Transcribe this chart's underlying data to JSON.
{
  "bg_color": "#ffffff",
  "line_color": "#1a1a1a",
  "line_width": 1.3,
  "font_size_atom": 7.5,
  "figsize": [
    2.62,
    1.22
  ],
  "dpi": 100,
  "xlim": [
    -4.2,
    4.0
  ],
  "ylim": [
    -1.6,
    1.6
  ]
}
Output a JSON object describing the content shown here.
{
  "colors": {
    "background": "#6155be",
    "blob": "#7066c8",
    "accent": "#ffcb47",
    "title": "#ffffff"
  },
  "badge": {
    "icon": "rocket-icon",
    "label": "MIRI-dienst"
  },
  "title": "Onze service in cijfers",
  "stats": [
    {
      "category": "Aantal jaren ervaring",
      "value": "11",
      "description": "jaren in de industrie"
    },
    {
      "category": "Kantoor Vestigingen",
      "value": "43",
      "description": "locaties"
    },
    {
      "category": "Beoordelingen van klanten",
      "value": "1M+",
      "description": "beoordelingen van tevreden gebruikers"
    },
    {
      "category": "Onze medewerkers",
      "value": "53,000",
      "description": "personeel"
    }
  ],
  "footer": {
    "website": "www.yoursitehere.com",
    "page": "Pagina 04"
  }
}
----
Every entry should be output exactly as written, please.

* **ANSWER FOR THE TASK**:
Transcribe this chart's underlying data to JSON.
{
  "bg_color": "#ffffff",
  "line_color": "#1a1a1a",
  "line_width": 1.3,
  "font_size_atom": 7.5,
  "figsize": [
    2.62,
    1.22
  ],
  "dpi": 100,
  "xlim": [
    -4.2,
    4.0
  ],
  "ylim": [
    -1.6,
    1.6
  ]
}
Output a JSON object describing the content shown here.
{
  "colors": {
    "background": "#6155be",
    "blob": "#7066c8",
    "accent": "#ffcb47",
    "title": "#ffffff"
  },
  "badge": {
    "icon": "rocket-icon",
    "label": "MIRI-dienst"
  },
  "title": "Onze service in cijfers",
  "stats": [
    {
      "category": "Aantal jaren ervaring",
      "value": "11",
      "description": "jaren in de industrie"
    },
    {
      "category": "Kantoor Vestigingen",
      "value": "43",
      "description": "locaties"
    },
    {
      "category": "Beoordelingen van klanten",
      "value": "1M+",
      "description": "beoordelingen van tevreden gebruikers"
    },
    {
      "category": "Onze medewerkers",
      "value": "53,000",
      "description": "personeel"
    }
  ],
  "footer": {
    "website": "www.yoursitehere.com",
    "page": "Pagina 04"
  }
}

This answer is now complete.